EXERCISE REQUIREMENTS: Copy each line in the data that includes the word "flag".
╭─ RECORDS SUPPLIED
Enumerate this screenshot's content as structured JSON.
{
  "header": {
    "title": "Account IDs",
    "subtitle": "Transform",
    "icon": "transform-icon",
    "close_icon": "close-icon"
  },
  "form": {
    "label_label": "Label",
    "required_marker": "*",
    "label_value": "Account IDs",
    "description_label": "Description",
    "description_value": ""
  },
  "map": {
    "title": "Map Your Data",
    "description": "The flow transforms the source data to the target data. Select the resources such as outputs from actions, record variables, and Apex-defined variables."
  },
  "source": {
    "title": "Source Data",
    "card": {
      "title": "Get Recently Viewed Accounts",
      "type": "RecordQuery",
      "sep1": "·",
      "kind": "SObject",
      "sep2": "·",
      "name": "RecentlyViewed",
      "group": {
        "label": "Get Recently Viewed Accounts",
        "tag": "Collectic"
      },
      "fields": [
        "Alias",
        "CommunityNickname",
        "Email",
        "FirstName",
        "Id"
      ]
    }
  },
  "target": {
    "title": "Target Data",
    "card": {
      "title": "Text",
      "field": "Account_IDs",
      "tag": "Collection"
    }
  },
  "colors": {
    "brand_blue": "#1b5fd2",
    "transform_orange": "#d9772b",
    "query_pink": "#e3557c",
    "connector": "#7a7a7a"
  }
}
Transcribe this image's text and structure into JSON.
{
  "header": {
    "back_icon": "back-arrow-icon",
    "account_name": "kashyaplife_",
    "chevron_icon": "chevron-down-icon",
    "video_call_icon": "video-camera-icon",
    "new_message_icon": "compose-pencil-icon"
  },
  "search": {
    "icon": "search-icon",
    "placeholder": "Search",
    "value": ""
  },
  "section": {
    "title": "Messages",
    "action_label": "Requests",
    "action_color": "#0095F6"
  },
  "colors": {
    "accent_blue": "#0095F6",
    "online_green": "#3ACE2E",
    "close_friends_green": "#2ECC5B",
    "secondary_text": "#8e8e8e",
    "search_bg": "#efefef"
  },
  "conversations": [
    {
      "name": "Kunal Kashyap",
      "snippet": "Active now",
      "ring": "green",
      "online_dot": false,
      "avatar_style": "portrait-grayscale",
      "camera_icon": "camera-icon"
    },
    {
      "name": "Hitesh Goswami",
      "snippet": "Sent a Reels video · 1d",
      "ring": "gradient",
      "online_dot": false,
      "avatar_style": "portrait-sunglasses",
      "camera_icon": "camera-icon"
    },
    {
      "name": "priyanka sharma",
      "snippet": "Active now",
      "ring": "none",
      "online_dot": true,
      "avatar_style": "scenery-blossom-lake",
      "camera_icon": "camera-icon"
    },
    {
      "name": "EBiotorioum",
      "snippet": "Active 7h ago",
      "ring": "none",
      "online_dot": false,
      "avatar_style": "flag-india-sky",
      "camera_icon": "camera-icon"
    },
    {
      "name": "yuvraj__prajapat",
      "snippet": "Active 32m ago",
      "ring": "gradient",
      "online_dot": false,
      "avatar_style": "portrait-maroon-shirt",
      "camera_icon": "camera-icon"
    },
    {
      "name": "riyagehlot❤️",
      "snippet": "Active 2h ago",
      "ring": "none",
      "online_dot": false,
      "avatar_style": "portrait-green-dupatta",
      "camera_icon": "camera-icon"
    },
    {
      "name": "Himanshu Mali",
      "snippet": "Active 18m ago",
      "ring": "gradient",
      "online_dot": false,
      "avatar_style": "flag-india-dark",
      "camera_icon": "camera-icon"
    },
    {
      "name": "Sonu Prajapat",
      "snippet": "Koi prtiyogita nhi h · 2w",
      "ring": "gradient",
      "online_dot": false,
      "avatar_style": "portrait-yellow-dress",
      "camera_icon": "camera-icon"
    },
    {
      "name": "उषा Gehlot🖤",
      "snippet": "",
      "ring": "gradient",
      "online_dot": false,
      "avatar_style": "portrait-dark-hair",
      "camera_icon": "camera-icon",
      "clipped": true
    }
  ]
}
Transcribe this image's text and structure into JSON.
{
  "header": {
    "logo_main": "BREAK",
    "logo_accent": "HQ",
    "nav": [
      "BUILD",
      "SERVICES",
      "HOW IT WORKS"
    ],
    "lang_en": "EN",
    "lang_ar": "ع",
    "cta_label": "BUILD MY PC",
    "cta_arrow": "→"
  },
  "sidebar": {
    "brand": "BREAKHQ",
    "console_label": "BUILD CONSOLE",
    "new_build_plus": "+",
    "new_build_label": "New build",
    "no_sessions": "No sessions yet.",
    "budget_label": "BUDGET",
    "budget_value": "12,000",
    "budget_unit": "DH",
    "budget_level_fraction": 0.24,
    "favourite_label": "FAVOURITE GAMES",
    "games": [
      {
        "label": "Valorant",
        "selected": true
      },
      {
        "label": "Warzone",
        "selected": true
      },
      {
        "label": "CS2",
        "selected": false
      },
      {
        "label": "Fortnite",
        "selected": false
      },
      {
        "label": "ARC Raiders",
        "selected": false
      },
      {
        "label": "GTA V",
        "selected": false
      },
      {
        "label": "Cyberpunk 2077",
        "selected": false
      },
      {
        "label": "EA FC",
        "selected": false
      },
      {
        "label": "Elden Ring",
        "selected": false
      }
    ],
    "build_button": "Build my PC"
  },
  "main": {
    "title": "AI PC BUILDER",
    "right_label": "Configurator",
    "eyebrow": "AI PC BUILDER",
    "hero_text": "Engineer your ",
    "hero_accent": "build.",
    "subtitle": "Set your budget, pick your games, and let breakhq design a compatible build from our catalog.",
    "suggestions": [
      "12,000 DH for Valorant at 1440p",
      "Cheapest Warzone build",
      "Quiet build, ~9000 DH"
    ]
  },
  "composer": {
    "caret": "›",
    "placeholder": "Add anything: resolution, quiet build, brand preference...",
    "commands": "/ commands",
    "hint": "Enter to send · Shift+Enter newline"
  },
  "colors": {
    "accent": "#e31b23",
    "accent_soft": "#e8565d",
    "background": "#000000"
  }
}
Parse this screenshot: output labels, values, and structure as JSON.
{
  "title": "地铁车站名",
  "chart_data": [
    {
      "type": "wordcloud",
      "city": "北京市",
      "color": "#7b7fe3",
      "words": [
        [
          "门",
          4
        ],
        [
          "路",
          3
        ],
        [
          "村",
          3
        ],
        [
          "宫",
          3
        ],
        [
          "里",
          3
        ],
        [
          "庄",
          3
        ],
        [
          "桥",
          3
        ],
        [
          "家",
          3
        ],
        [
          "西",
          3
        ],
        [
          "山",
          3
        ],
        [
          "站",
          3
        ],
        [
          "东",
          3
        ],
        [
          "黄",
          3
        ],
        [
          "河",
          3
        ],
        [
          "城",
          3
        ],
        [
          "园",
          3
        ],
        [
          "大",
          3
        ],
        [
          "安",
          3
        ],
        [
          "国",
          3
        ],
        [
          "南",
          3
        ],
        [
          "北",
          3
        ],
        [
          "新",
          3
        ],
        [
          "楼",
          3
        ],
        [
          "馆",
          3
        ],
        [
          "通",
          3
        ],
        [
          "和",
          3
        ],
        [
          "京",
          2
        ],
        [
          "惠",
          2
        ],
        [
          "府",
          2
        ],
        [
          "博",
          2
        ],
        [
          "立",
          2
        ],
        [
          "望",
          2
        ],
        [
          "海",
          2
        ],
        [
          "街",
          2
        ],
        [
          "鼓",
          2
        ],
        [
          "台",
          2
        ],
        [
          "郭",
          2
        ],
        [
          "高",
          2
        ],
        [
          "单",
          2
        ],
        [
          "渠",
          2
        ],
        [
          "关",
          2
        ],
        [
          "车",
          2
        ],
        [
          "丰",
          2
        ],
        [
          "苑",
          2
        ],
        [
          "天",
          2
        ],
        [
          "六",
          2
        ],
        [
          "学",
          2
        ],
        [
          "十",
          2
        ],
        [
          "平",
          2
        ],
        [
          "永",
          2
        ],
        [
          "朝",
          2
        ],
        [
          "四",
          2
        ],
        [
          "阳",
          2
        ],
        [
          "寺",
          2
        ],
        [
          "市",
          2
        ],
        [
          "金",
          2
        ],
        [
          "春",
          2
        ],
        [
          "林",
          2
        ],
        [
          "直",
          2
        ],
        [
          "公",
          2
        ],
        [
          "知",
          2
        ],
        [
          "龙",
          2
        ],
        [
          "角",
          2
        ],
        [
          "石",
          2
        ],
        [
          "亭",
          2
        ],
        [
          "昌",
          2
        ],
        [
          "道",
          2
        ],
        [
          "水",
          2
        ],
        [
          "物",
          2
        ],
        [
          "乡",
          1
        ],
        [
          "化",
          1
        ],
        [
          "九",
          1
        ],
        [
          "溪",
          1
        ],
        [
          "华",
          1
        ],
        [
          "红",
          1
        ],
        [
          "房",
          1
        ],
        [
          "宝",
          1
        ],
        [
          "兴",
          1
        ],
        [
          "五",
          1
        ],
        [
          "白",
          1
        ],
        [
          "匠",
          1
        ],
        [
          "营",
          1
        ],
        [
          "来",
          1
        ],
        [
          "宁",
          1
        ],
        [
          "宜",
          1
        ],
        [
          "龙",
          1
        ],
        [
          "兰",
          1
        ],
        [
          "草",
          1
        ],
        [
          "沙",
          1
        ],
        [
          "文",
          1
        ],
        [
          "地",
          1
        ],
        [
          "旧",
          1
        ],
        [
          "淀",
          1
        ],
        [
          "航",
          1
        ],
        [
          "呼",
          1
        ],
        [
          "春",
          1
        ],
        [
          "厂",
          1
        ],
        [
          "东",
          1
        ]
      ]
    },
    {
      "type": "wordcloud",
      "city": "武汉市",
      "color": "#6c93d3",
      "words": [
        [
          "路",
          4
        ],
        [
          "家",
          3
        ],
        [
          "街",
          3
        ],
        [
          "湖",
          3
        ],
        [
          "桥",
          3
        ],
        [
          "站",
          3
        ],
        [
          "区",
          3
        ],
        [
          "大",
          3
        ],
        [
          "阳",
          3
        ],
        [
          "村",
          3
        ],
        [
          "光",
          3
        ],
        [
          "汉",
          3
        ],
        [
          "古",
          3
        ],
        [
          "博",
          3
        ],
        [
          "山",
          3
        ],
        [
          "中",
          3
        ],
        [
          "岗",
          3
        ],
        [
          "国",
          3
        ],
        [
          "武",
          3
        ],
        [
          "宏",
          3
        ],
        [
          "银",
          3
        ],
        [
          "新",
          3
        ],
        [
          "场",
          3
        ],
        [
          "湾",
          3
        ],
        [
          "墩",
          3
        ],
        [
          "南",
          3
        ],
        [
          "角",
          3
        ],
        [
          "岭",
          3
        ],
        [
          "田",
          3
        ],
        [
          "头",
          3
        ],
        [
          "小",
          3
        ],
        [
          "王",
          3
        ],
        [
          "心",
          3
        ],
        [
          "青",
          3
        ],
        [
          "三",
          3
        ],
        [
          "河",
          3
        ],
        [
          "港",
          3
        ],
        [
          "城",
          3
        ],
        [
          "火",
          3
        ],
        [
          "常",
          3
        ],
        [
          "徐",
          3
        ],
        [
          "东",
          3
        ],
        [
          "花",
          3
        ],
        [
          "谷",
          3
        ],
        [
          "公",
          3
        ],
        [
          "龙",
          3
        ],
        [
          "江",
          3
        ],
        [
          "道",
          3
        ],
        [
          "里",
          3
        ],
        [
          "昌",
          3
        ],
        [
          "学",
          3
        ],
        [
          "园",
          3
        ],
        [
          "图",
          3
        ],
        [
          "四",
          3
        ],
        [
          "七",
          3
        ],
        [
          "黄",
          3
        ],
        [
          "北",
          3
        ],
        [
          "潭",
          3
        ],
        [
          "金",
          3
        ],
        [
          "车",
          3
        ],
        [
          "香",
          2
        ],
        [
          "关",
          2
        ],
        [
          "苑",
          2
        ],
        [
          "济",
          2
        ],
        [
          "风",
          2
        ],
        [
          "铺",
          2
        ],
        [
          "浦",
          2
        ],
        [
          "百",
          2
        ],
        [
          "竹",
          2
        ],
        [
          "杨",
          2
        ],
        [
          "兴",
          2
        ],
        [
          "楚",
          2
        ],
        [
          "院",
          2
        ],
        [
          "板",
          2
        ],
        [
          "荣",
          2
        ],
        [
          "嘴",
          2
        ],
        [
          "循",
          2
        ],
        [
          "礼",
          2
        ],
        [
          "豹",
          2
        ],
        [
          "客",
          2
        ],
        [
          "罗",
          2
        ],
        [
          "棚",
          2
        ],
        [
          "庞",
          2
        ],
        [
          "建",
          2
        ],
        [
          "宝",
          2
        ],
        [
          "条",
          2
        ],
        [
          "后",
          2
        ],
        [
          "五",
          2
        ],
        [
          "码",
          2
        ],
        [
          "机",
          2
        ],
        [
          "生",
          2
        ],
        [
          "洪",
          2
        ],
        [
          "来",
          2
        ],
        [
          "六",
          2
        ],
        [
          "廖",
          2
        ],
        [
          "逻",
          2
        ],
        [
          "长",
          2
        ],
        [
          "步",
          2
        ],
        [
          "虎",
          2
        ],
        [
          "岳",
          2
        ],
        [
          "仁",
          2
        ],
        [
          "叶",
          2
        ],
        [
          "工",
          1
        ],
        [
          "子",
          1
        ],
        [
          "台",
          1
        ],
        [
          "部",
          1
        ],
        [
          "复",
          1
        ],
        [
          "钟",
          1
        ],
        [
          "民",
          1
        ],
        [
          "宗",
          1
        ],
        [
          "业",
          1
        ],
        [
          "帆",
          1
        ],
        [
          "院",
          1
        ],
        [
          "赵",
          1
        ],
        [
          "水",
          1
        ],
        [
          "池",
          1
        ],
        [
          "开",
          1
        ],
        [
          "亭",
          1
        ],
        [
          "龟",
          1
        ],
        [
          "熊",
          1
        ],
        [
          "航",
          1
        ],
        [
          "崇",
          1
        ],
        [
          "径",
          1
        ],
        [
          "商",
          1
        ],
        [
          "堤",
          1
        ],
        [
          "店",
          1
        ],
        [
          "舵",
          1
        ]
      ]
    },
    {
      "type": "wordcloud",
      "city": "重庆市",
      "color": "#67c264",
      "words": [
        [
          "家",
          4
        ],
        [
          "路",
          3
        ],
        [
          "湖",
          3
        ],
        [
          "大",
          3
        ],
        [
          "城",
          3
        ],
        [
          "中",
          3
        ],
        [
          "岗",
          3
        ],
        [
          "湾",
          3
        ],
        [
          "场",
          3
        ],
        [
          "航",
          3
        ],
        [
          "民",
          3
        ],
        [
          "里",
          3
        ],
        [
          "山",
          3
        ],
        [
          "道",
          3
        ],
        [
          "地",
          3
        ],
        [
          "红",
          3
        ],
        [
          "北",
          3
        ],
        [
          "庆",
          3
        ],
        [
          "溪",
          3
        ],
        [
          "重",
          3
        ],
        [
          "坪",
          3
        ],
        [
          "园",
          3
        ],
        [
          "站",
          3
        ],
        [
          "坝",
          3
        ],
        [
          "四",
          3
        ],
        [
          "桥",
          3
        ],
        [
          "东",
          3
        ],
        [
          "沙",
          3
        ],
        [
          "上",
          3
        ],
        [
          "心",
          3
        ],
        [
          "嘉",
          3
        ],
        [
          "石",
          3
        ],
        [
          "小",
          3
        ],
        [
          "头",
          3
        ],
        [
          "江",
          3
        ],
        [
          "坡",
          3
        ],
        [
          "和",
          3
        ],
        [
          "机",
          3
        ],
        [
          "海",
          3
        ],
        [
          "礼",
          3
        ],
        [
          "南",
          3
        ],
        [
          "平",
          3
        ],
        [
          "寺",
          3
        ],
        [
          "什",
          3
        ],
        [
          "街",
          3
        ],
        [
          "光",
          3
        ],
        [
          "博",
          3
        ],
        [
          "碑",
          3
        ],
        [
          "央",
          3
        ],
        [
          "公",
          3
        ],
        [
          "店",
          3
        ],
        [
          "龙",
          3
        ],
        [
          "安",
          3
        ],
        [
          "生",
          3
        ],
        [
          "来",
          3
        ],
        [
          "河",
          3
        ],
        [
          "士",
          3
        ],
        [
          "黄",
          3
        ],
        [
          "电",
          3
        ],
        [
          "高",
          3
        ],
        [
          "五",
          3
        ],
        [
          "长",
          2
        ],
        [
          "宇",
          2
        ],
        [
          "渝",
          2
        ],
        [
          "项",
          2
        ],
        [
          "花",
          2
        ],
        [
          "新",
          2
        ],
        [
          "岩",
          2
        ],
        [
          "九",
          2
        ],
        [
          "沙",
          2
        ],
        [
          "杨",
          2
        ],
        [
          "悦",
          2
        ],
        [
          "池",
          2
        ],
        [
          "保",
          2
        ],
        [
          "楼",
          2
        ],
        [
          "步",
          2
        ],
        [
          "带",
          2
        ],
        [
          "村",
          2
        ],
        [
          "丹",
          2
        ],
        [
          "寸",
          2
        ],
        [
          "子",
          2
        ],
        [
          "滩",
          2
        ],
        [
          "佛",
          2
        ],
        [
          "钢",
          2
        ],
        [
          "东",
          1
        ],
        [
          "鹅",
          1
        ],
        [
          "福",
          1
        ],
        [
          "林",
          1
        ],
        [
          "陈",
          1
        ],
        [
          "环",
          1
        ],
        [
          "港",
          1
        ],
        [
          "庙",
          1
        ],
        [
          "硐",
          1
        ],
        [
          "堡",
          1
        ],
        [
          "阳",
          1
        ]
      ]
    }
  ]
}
╰─
OUTPUT BELOW:
      "avatar_style": "flag-india-sky",
      "avatar_style": "flag-india-dark",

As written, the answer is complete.